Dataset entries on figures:

****

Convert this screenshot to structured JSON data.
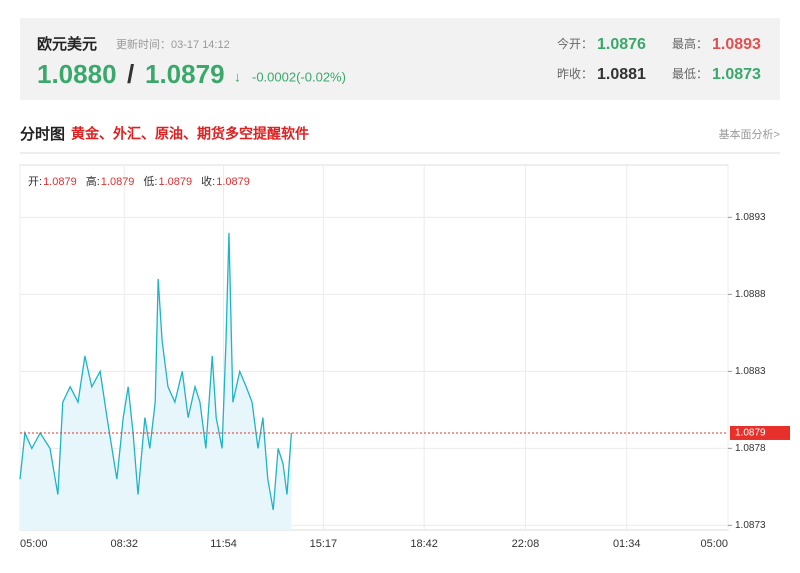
{
  "header": {
    "title": "欧元美元",
    "update_time": "更新时间：03-17 14:12",
    "bid": "1.0880",
    "separator": "/",
    "ask": "1.0879",
    "arrow": "↓",
    "change": "-0.0002(-0.02%)",
    "stats": [
      {
        "label": "今开：",
        "value": "1.0876"
      },
      {
        "label": "最高：",
        "value": "1.0893"
      },
      {
        "label": "昨收：",
        "value": "1.0881"
      },
      {
        "label": "最低：",
        "value": "1.0873"
      }
    ]
  },
  "section": {
    "tab": "分时图",
    "promo": "黄金、外汇、原油、期货多空提醒软件",
    "link": "基本面分析>"
  },
  "chart_data": {
    "type": "line",
    "ohlc": [
      {
        "label": "开:",
        "value": "1.0879"
      },
      {
        "label": "高:",
        "value": "1.0879"
      },
      {
        "label": "低:",
        "value": "1.0879"
      },
      {
        "label": "收:",
        "value": "1.0879"
      }
    ],
    "x": [
      0,
      10,
      24,
      41,
      61,
      77,
      87,
      102,
      118,
      132,
      146,
      163,
      177,
      187,
      197,
      210,
      220,
      230,
      240,
      254,
      264,
      275,
      281,
      289,
      301,
      315,
      330,
      342,
      356,
      366,
      378,
      391,
      399,
      411,
      419,
      425,
      433,
      447,
      460,
      472,
      484,
      494,
      504,
      515,
      525,
      535,
      543,
      552
    ],
    "series": [
      {
        "color": "#1fb3c8",
        "values": [
          1.0876,
          1.0879,
          1.0878,
          1.0879,
          1.0878,
          1.0875,
          1.0881,
          1.0882,
          1.0881,
          1.0884,
          1.0882,
          1.0883,
          1.088,
          1.0878,
          1.0876,
          1.088,
          1.0882,
          1.0879,
          1.0875,
          1.088,
          1.0878,
          1.0881,
          1.0889,
          1.0885,
          1.0882,
          1.0881,
          1.0883,
          1.088,
          1.0882,
          1.0881,
          1.0878,
          1.0884,
          1.088,
          1.0878,
          1.0885,
          1.0892,
          1.0881,
          1.0883,
          1.0882,
          1.0881,
          1.0878,
          1.088,
          1.0876,
          1.0874,
          1.0878,
          1.0877,
          1.0875,
          1.0879
        ]
      }
    ],
    "xlim": [
      0,
      1440
    ],
    "xticks": [
      {
        "value": 0,
        "label": "05:00"
      },
      {
        "value": 212,
        "label": "08:32"
      },
      {
        "value": 414,
        "label": "11:54"
      },
      {
        "value": 617,
        "label": "15:17"
      },
      {
        "value": 822,
        "label": "18:42"
      },
      {
        "value": 1028,
        "label": "22:08"
      },
      {
        "value": 1234,
        "label": "01:34"
      },
      {
        "value": 1440,
        "label": "05:00"
      }
    ],
    "ylim": [
      1.08727,
      1.08964
    ],
    "yticks": [
      1.0873,
      1.0878,
      1.0883,
      1.0888,
      1.0893
    ],
    "reference_line": 1.0879,
    "reference_color": "#e8302a",
    "grid": true
  }
}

****

# WRITTEN EXERCISE:
Copy the data word for word. Pictures do not go in the copy.

# EXERCISE OUTPUT:
Convert this screenshot to structured JSON data.
{
  "header": {
    "title": "欧元美元",
    "update_time": "更新时间：03-17 14:12",
    "bid": "1.0880",
    "separator": "/",
    "ask": "1.0879",
    "arrow": "↓",
    "change": "-0.0002(-0.02%)",
    "stats": [
      {
        "label": "今开：",
        "value": "1.0876"
      },
      {
        "label": "最高：",
        "value": "1.0893"
      },
      {
        "label": "昨收：",
        "value": "1.0881"
      },
      {
        "label": "最低：",
        "value": "1.0873"
      }
    ]
  },
  "section": {
    "tab": "分时图",
    "promo": "黄金、外汇、原油、期货多空提醒软件",
    "link": "基本面分析>"
  },
  "chart_data": {
    "type": "line",
    "ohlc": [
      {
        "label": "开:",
        "value": "1.0879"
      },
      {
        "label": "高:",
        "value": "1.0879"
      },
      {
        "label": "低:",
        "value": "1.0879"
      },
      {
        "label": "收:",
        "value": "1.0879"
      }
    ],
    "x": [
      0,
      10,
      24,
      41,
      61,
      77,
      87,
      102,
      118,
      132,
      146,
      163,
      177,
      187,
      197,
      210,
      220,
      230,
      240,
      254,
      264,
      275,
      281,
      289,
      301,
      315,
      330,
      342,
      356,
      366,
      378,
      391,
      399,
      411,
      419,
      425,
      433,
      447,
      460,
      472,
      484,
      494,
      504,
      515,
      525,
      535,
      543,
      552
    ],
    "series": [
      {
        "color": "#1fb3c8",
        "values": [
          1.0876,
          1.0879,
          1.0878,
          1.0879,
          1.0878,
          1.0875,
          1.0881,
          1.0882,
          1.0881,
          1.0884,
          1.0882,
          1.0883,
          1.088,
          1.0878,
          1.0876,
          1.088,
          1.0882,
          1.0879,
          1.0875,
          1.088,
          1.0878,
          1.0881,
          1.0889,
          1.0885,
          1.0882,
          1.0881,
          1.0883,
          1.088,
          1.0882,
          1.0881,
          1.0878,
          1.0884,
          1.088,
          1.0878,
          1.0885,
          1.0892,
          1.0881,
          1.0883,
          1.0882,
          1.0881,
          1.0878,
          1.088,
          1.0876,
          1.0874,
          1.0878,
          1.0877,
          1.0875,
          1.0879
        ]
      }
    ],
    "xlim": [
      0,
      1440
    ],
    "xticks": [
      {
        "value": 0,
        "label": "05:00"
      },
      {
        "value": 212,
        "label": "08:32"
      },
      {
        "value": 414,
        "label": "11:54"
      },
      {
        "value": 617,
        "label": "15:17"
      },
      {
        "value": 822,
        "label": "18:42"
      },
      {
        "value": 1028,
        "label": "22:08"
      },
      {
        "value": 1234,
        "label": "01:34"
      },
      {
        "value": 1440,
        "label": "05:00"
      }
    ],
    "ylim": [
      1.08727,
      1.08964
    ],
    "yticks": [
      1.0873,
      1.0878,
      1.0883,
      1.0888,
      1.0893
    ],
    "reference_line": 1.0879,
    "reference_color": "#e8302a",
    "grid": true
  }
}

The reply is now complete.